- **To do**
Locate all lines in the data below that hold "влияние" and show them.

- **Entries**
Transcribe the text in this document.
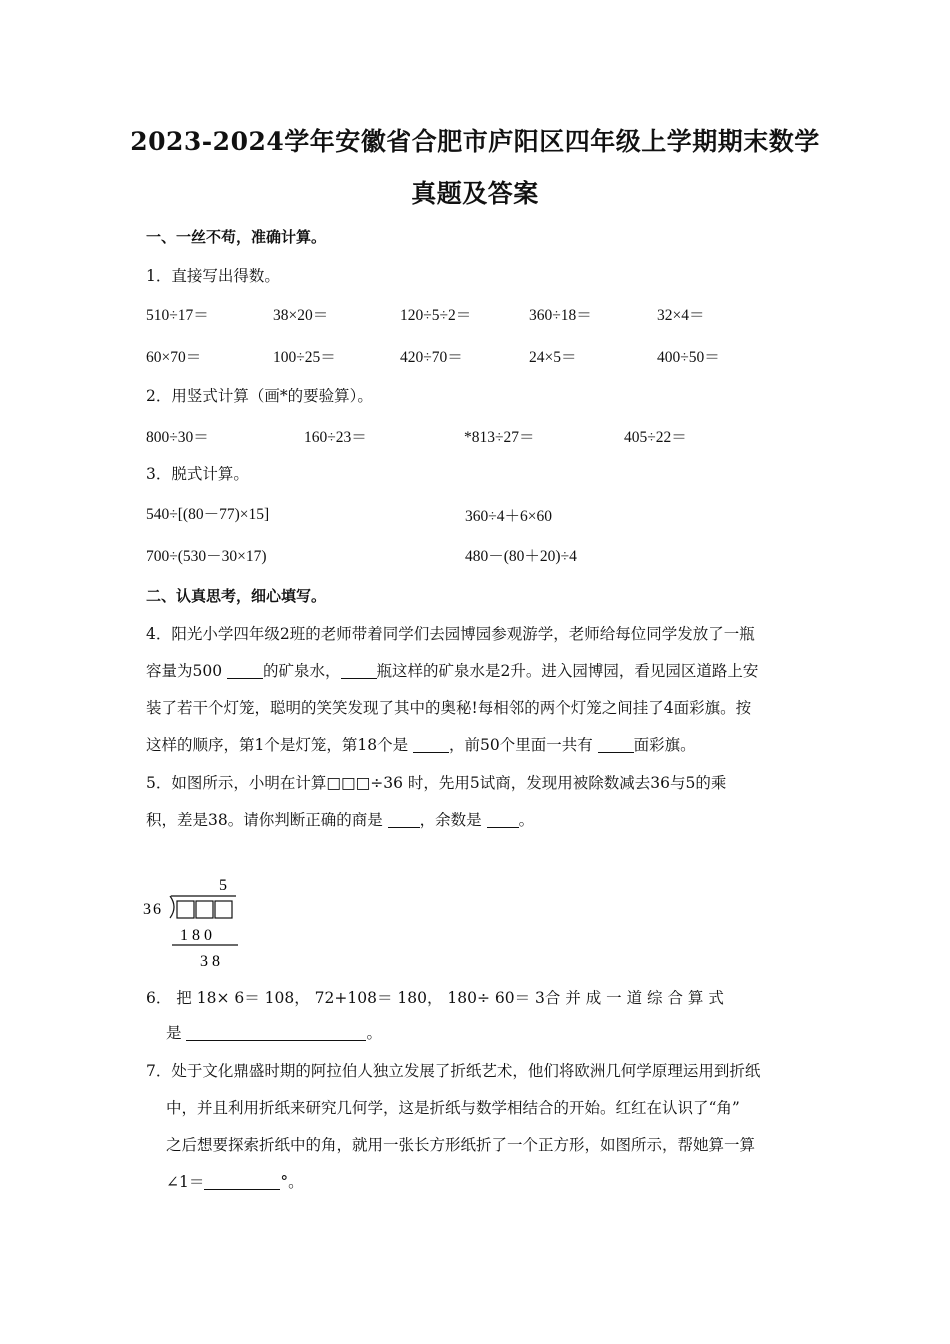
2023-2024学年安徽省合肥市庐阳区四年级上学期期末数学
真题及答案
一、一丝不苟，准确计算。
1．直接写出得数。
510÷17＝	38×20＝	120÷5÷2＝	360÷18＝	32×4＝
60×70＝	100÷25＝	420÷70＝	24×5＝	400÷50＝
2．用竖式计算（画*的要验算）。
800÷30＝	160÷23＝	*813÷27＝	405÷22＝
3．脱式计算。
540÷[(80－77)×15]	360÷4＋6×60
700÷(530－30×17)	480－(80＋20)÷4
二、认真思考，细心填写。
4．阳光小学四年级2班的老师带着同学们去园博园参观游学，老师给每位同学发放了一瓶
容量为500 的矿泉水， 瓶这样的矿泉水是2升。进入园博园，看见园区道路上安
装了若干个灯笼，聪明的笑笑发现了其中的奥秘!每相邻的两个灯笼之间挂了4面彩旗。按
这样的顺序，第1个是灯笼，第18个是 ，前50个里面一共有 面彩旗。
5．如图所示，小明在计算□□□÷36 时，先用5试商，发现用被除数减去36与5的乘
积，差是38。请你判断正确的商是 ，余数是 。
5
36
1 8 0
3 8
6． 把 18× 6＝ 108， 72+108＝ 180， 180÷ 60＝ 3合 并 成 一 道 综 合 算 式
是	。
7．处于文化鼎盛时期的阿拉伯人独立发展了折纸艺术，他们将欧洲几何学原理运用到折纸
中，并且利用折纸来研究几何学，这是折纸与数学相结合的开始。红红在认识了“角”
之后想要探索折纸中的角，就用一张长方形纸折了一个正方形，如图所示，帮她算一算
∠1＝	°。
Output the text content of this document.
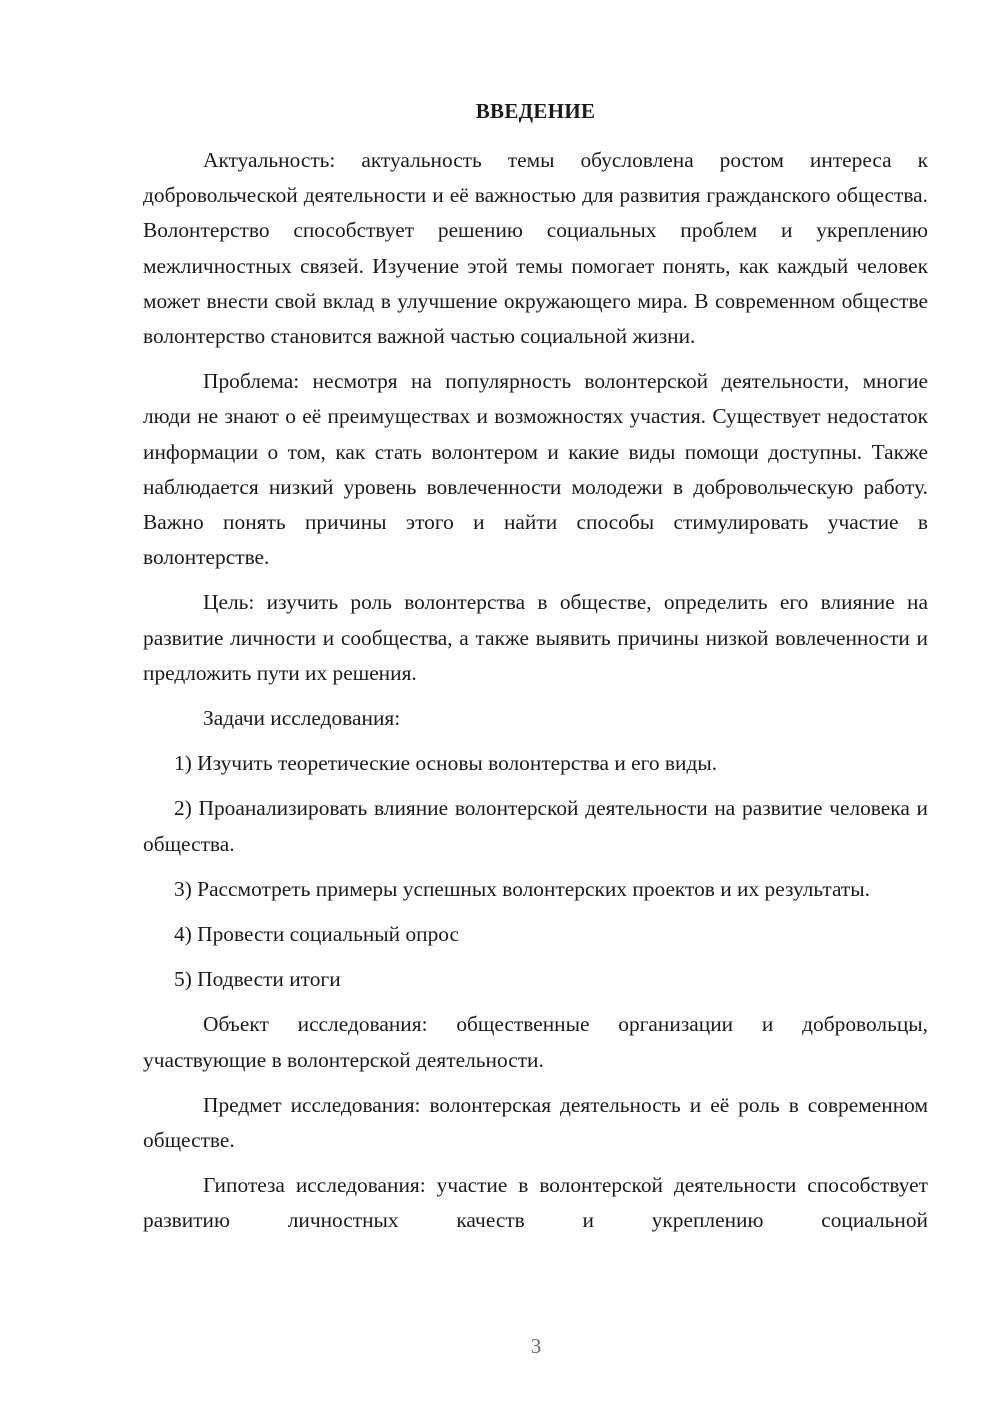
ВВЕДЕНИЕ

Актуальность: актуальность темы обусловлена ростом интереса к добровольческой деятельности и её важностью для развития гражданского общества. Волонтерство способствует решению социальных проблем и укреплению межличностных связей. Изучение этой темы помогает понять, как каждый человек может внести свой вклад в улучшение окружающего мира. В современном обществе волонтерство становится важной частью социальной жизни.

Проблема: несмотря на популярность волонтерской деятельности, многие люди не знают о её преимуществах и возможностях участия. Существует недостаток информации о том, как стать волонтером и какие виды помощи доступны. Также наблюдается низкий уровень вовлеченности молодежи в добровольческую работу. Важно понять причины этого и найти способы стимулировать участие в волонтерстве.

Цель: изучить роль волонтерства в обществе, определить его влияние на развитие личности и сообщества, а также выявить причины низкой вовлеченности и предложить пути их решения.

Задачи исследования:

1) Изучить теоретические основы волонтерства и его виды.

2) Проанализировать влияние волонтерской деятельности на развитие человека и общества.

3) Рассмотреть примеры успешных волонтерских проектов и их результаты.

4) Провести социальный опрос

5) Подвести итоги

Объект исследования: общественные организации и добровольцы, участвующие в волонтерской деятельности.

Предмет исследования: волонтерская деятельность и её роль в современном обществе.

Гипотеза исследования: участие в волонтерской деятельности способствует развитию личностных качеств и укреплению социальной

3
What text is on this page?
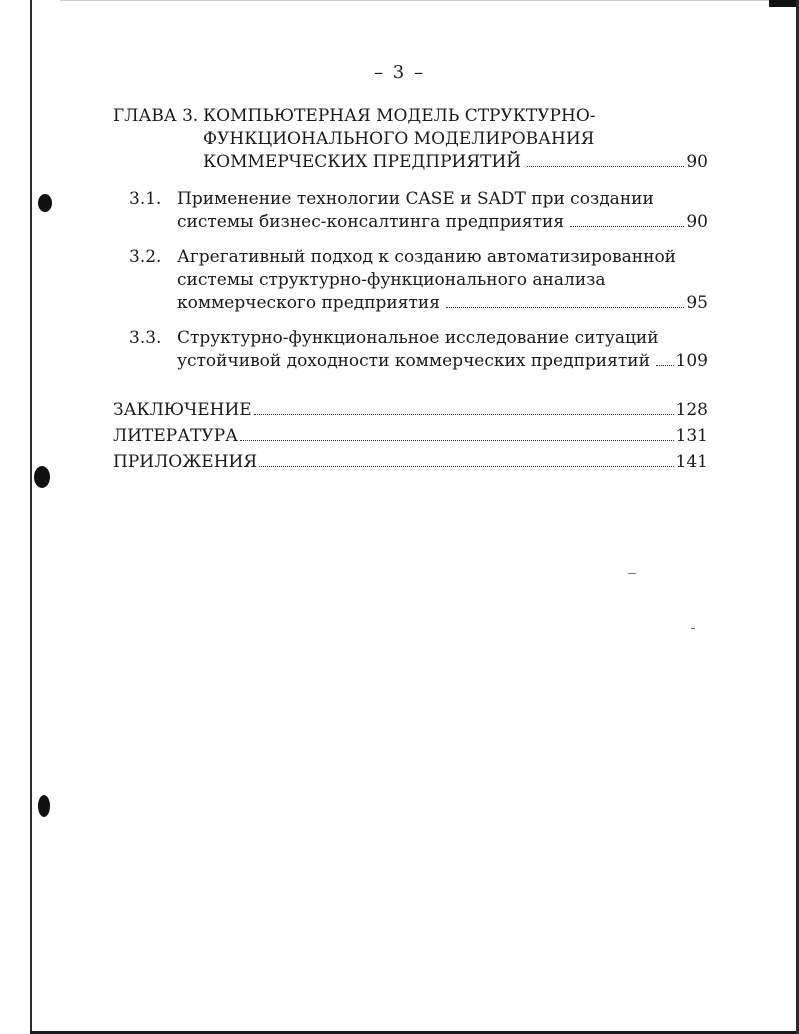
– 3 –
ГЛАВА 3. КОМПЬЮТЕРНАЯ МОДЕЛЬ СТРУКТУРНО-
ФУНКЦИОНАЛЬНОГО МОДЕЛИРОВАНИЯ
КОММЕРЧЕСКИХ ПРЕДПРИЯТИЙ	90
3.1. Применение технологии CASE и SADT при создании
системы бизнес-консалтинга предприятия	90
3.2. Агрегативный подход к созданию автоматизированной
системы структурно-функционального анализа
коммерческого предприятия	95
3.3. Структурно-функциональное исследование ситуаций
устойчивой доходности коммерческих предприятий 109
ЗАКЛЮЧЕНИЕ	128
ЛИТЕРАТУРА	131
ПРИЛОЖЕНИЯ	141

- **Expected output**
Цель: изучить роль волонтерства в обществе, определить его влияние на развитие личности и сообщества, а также выявить причины низкой вовлеченности и предложить пути их решения.
2) Проанализировать влияние волонтерской деятельности на развитие человека и общества.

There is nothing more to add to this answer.